EXERCISE GOAL> Return the entries below verbatim. Pictures stay out.

RAW DATA>
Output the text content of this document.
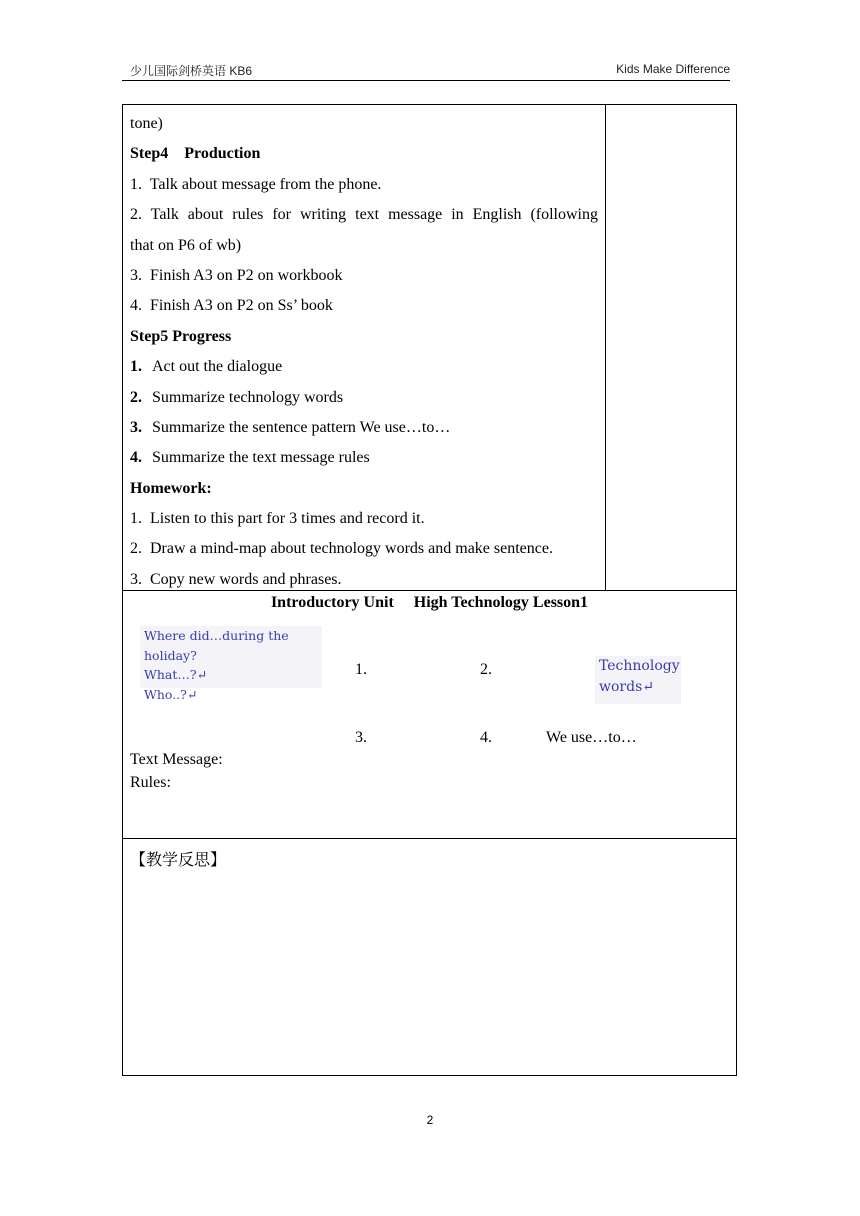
少儿国际剑桥英语 KB6	Kids Make Difference
tone)
Step4    Production
1.  Talk about message from the phone.
2. Talk about rules for writing text message in English (following
that on P6 of wb)
3.  Finish A3 on P2 on workbook
4.  Finish A3 on P2 on Ss’ book
Step5 Progress
1. Act out the dialogue
2. Summarize technology words
3. Summarize the sentence pattern We use…to…
4. Summarize the text message rules
Homework:
1.  Listen to this part for 3 times and record it.
2.  Draw a mind-map about technology words and make sentence.
3.  Copy new words and phrases.
Introductory Unit     High Technology Lesson1
Where did…during the holiday?
What…?↵
Who..?↵
1.	2.	Technology
words↵
3.	4.	We use…to…
Text Message:
Rules:
【教学反思】
2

TASK RESPONSE>
Output the text content of this document.
少儿国际剑桥英语 KB6	Kids Make Difference
tone)
Step4    Production
1.  Talk about message from the phone.
2. Talk about rules for writing text message in English (following
that on P6 of wb)
3.  Finish A3 on P2 on workbook
4.  Finish A3 on P2 on Ss’ book
Step5 Progress
1. Act out the dialogue
2. Summarize technology words
3. Summarize the sentence pattern We use…to…
4. Summarize the text message rules
Homework:
1.  Listen to this part for 3 times and record it.
2.  Draw a mind-map about technology words and make sentence.
3.  Copy new words and phrases.
Introductory Unit     High Technology Lesson1
Where did…during the holiday?
What…?↵
Who..?↵
1.	2.	Technology
words↵
3.	4.	We use…to…
Text Message:
Rules:
【教学反思】
2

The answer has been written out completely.